#### [Job]
Print the entries in full, word for word, but not the pictures.

• • • • •

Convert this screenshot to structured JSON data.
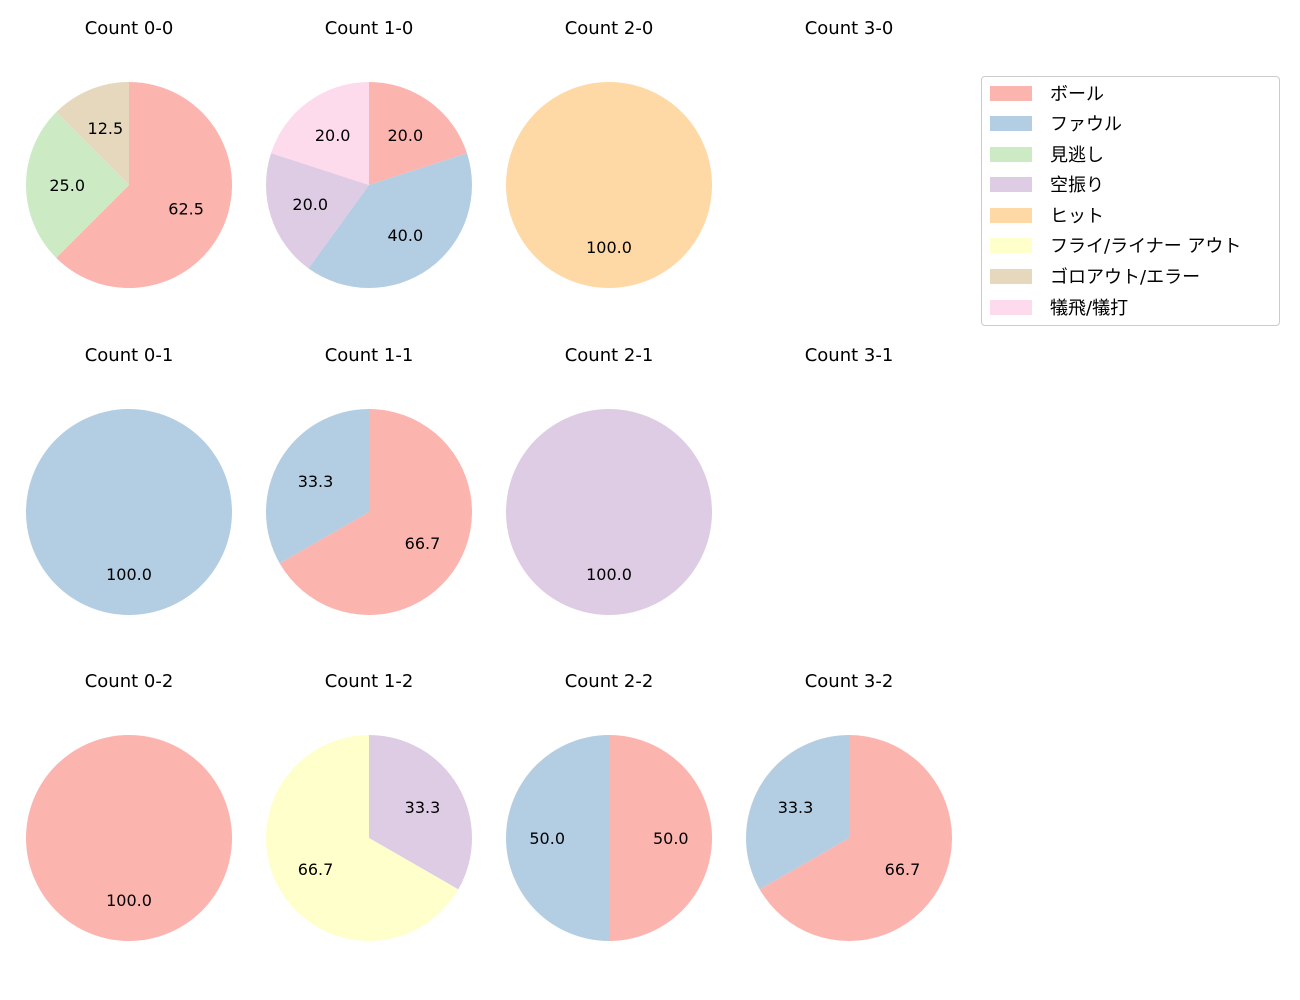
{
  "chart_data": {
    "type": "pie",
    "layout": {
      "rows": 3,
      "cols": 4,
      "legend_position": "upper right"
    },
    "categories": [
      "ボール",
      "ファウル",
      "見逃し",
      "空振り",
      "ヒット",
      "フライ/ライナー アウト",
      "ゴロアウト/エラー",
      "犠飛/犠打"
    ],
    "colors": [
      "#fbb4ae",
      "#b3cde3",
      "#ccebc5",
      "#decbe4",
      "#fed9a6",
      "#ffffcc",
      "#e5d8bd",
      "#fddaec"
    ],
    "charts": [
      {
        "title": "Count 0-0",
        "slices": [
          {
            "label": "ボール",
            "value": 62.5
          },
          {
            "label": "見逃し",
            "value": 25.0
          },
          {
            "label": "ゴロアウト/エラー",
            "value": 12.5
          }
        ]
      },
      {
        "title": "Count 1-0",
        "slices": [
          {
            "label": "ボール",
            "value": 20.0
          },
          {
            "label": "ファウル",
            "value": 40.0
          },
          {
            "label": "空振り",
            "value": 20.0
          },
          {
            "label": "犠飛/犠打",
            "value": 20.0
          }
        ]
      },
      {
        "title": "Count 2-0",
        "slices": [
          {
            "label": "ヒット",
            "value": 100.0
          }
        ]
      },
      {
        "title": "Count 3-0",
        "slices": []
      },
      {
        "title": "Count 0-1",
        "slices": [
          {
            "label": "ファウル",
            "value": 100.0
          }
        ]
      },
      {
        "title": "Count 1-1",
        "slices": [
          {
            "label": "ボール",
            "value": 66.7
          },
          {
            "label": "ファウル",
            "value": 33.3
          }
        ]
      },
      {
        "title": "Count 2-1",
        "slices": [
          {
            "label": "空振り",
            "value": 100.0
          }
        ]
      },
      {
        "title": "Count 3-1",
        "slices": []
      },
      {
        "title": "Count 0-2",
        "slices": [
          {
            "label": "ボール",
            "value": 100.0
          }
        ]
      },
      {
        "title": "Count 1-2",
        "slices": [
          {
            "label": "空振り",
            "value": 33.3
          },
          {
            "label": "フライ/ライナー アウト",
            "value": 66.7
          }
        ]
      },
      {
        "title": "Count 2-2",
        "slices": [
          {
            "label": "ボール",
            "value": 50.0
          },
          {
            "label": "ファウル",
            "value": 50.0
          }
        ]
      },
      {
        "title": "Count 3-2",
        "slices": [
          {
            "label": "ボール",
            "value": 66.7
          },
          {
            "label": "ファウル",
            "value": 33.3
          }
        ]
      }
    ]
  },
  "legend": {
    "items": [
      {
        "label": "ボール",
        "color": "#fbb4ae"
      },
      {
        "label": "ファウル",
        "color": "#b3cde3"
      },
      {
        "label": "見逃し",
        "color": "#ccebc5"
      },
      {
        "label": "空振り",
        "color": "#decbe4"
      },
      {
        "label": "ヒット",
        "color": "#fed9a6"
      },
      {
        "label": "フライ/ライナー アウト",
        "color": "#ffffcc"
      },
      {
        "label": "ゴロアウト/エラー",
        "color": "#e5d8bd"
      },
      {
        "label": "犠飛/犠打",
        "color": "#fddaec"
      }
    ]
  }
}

• • • • •

#### [Solution to this task]
Convert this screenshot to structured JSON data.
{
  "chart_data": {
    "type": "pie",
    "layout": {
      "rows": 3,
      "cols": 4,
      "legend_position": "upper right"
    },
    "categories": [
      "ボール",
      "ファウル",
      "見逃し",
      "空振り",
      "ヒット",
      "フライ/ライナー アウト",
      "ゴロアウト/エラー",
      "犠飛/犠打"
    ],
    "colors": [
      "#fbb4ae",
      "#b3cde3",
      "#ccebc5",
      "#decbe4",
      "#fed9a6",
      "#ffffcc",
      "#e5d8bd",
      "#fddaec"
    ],
    "charts": [
      {
        "title": "Count 0-0",
        "slices": [
          {
            "label": "ボール",
            "value": 62.5
          },
          {
            "label": "見逃し",
            "value": 25.0
          },
          {
            "label": "ゴロアウト/エラー",
            "value": 12.5
          }
        ]
      },
      {
        "title": "Count 1-0",
        "slices": [
          {
            "label": "ボール",
            "value": 20.0
          },
          {
            "label": "ファウル",
            "value": 40.0
          },
          {
            "label": "空振り",
            "value": 20.0
          },
          {
            "label": "犠飛/犠打",
            "value": 20.0
          }
        ]
      },
      {
        "title": "Count 2-0",
        "slices": [
          {
            "label": "ヒット",
            "value": 100.0
          }
        ]
      },
      {
        "title": "Count 3-0",
        "slices": []
      },
      {
        "title": "Count 0-1",
        "slices": [
          {
            "label": "ファウル",
            "value": 100.0
          }
        ]
      },
      {
        "title": "Count 1-1",
        "slices": [
          {
            "label": "ボール",
            "value": 66.7
          },
          {
            "label": "ファウル",
            "value": 33.3
          }
        ]
      },
      {
        "title": "Count 2-1",
        "slices": [
          {
            "label": "空振り",
            "value": 100.0
          }
        ]
      },
      {
        "title": "Count 3-1",
        "slices": []
      },
      {
        "title": "Count 0-2",
        "slices": [
          {
            "label": "ボール",
            "value": 100.0
          }
        ]
      },
      {
        "title": "Count 1-2",
        "slices": [
          {
            "label": "空振り",
            "value": 33.3
          },
          {
            "label": "フライ/ライナー アウト",
            "value": 66.7
          }
        ]
      },
      {
        "title": "Count 2-2",
        "slices": [
          {
            "label": "ボール",
            "value": 50.0
          },
          {
            "label": "ファウル",
            "value": 50.0
          }
        ]
      },
      {
        "title": "Count 3-2",
        "slices": [
          {
            "label": "ボール",
            "value": 66.7
          },
          {
            "label": "ファウル",
            "value": 33.3
          }
        ]
      }
    ]
  },
  "legend": {
    "items": [
      {
        "label": "ボール",
        "color": "#fbb4ae"
      },
      {
        "label": "ファウル",
        "color": "#b3cde3"
      },
      {
        "label": "見逃し",
        "color": "#ccebc5"
      },
      {
        "label": "空振り",
        "color": "#decbe4"
      },
      {
        "label": "ヒット",
        "color": "#fed9a6"
      },
      {
        "label": "フライ/ライナー アウト",
        "color": "#ffffcc"
      },
      {
        "label": "ゴロアウト/エラー",
        "color": "#e5d8bd"
      },
      {
        "label": "犠飛/犠打",
        "color": "#fddaec"
      }
    ]
  }
}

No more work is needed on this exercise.